(Dataset records)
-------

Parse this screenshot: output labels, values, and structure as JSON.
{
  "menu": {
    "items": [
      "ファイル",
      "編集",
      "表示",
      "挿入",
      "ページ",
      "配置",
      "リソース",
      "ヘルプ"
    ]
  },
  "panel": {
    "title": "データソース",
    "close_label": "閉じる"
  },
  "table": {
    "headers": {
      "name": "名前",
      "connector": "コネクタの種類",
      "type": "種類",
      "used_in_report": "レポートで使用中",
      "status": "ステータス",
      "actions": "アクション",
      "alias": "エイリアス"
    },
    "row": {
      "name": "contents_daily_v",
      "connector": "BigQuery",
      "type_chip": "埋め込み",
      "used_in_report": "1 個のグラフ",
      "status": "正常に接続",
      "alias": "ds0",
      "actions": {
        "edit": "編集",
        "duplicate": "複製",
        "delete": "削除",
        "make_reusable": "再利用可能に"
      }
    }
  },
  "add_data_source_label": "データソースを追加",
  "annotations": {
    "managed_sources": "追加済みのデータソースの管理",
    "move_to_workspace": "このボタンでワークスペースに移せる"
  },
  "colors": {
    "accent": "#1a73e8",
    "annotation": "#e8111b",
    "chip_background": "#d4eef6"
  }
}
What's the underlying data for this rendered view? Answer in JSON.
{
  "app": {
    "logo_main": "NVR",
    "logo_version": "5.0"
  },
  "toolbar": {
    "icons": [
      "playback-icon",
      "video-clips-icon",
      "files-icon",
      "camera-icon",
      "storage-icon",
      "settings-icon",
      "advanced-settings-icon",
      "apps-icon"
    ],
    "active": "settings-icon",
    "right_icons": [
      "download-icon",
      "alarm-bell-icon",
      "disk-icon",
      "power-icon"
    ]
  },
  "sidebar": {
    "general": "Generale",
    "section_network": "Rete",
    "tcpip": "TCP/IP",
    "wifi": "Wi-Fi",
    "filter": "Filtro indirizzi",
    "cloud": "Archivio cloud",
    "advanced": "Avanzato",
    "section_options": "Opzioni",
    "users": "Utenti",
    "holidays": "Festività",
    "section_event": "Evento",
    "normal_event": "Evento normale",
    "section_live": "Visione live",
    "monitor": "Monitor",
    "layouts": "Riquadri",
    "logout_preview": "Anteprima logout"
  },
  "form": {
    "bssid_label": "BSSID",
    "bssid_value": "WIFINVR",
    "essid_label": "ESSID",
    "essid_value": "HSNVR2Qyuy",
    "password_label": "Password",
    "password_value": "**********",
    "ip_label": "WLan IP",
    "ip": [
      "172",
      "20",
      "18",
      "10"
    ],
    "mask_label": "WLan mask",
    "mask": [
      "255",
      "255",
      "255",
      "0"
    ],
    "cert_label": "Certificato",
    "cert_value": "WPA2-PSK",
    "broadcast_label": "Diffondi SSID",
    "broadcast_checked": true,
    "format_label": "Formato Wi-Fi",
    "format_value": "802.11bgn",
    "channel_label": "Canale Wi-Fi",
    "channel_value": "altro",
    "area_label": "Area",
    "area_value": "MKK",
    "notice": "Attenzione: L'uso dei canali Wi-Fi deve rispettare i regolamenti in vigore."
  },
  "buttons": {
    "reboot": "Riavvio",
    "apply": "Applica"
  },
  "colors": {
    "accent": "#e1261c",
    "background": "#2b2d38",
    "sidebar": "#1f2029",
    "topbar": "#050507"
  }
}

-------

All the data must be duplicated exactly, with nothing added or removed.

#### [Full solution]
Parse this screenshot: output labels, values, and structure as JSON.
{
  "menu": {
    "items": [
      "ファイル",
      "編集",
      "表示",
      "挿入",
      "ページ",
      "配置",
      "リソース",
      "ヘルプ"
    ]
  },
  "panel": {
    "title": "データソース",
    "close_label": "閉じる"
  },
  "table": {
    "headers": {
      "name": "名前",
      "connector": "コネクタの種類",
      "type": "種類",
      "used_in_report": "レポートで使用中",
      "status": "ステータス",
      "actions": "アクション",
      "alias": "エイリアス"
    },
    "row": {
      "name": "contents_daily_v",
      "connector": "BigQuery",
      "type_chip": "埋め込み",
      "used_in_report": "1 個のグラフ",
      "status": "正常に接続",
      "alias": "ds0",
      "actions": {
        "edit": "編集",
        "duplicate": "複製",
        "delete": "削除",
        "make_reusable": "再利用可能に"
      }
    }
  },
  "add_data_source_label": "データソースを追加",
  "annotations": {
    "managed_sources": "追加済みのデータソースの管理",
    "move_to_workspace": "このボタンでワークスペースに移せる"
  },
  "colors": {
    "accent": "#1a73e8",
    "annotation": "#e8111b",
    "chip_background": "#d4eef6"
  }
}
What's the underlying data for this rendered view? Answer in JSON.
{
  "app": {
    "logo_main": "NVR",
    "logo_version": "5.0"
  },
  "toolbar": {
    "icons": [
      "playback-icon",
      "video-clips-icon",
      "files-icon",
      "camera-icon",
      "storage-icon",
      "settings-icon",
      "advanced-settings-icon",
      "apps-icon"
    ],
    "active": "settings-icon",
    "right_icons": [
      "download-icon",
      "alarm-bell-icon",
      "disk-icon",
      "power-icon"
    ]
  },
  "sidebar": {
    "general": "Generale",
    "section_network": "Rete",
    "tcpip": "TCP/IP",
    "wifi": "Wi-Fi",
    "filter": "Filtro indirizzi",
    "cloud": "Archivio cloud",
    "advanced": "Avanzato",
    "section_options": "Opzioni",
    "users": "Utenti",
    "holidays": "Festività",
    "section_event": "Evento",
    "normal_event": "Evento normale",
    "section_live": "Visione live",
    "monitor": "Monitor",
    "layouts": "Riquadri",
    "logout_preview": "Anteprima logout"
  },
  "form": {
    "bssid_label": "BSSID",
    "bssid_value": "WIFINVR",
    "essid_label": "ESSID",
    "essid_value": "HSNVR2Qyuy",
    "password_label": "Password",
    "password_value": "**********",
    "ip_label": "WLan IP",
    "ip": [
      "172",
      "20",
      "18",
      "10"
    ],
    "mask_label": "WLan mask",
    "mask": [
      "255",
      "255",
      "255",
      "0"
    ],
    "cert_label": "Certificato",
    "cert_value": "WPA2-PSK",
    "broadcast_label": "Diffondi SSID",
    "broadcast_checked": true,
    "format_label": "Formato Wi-Fi",
    "format_value": "802.11bgn",
    "channel_label": "Canale Wi-Fi",
    "channel_value": "altro",
    "area_label": "Area",
    "area_value": "MKK",
    "notice": "Attenzione: L'uso dei canali Wi-Fi deve rispettare i regolamenti in vigore."
  },
  "buttons": {
    "reboot": "Riavvio",
    "apply": "Applica"
  },
  "colors": {
    "accent": "#e1261c",
    "background": "#2b2d38",
    "sidebar": "#1f2029",
    "topbar": "#050507"
  }
}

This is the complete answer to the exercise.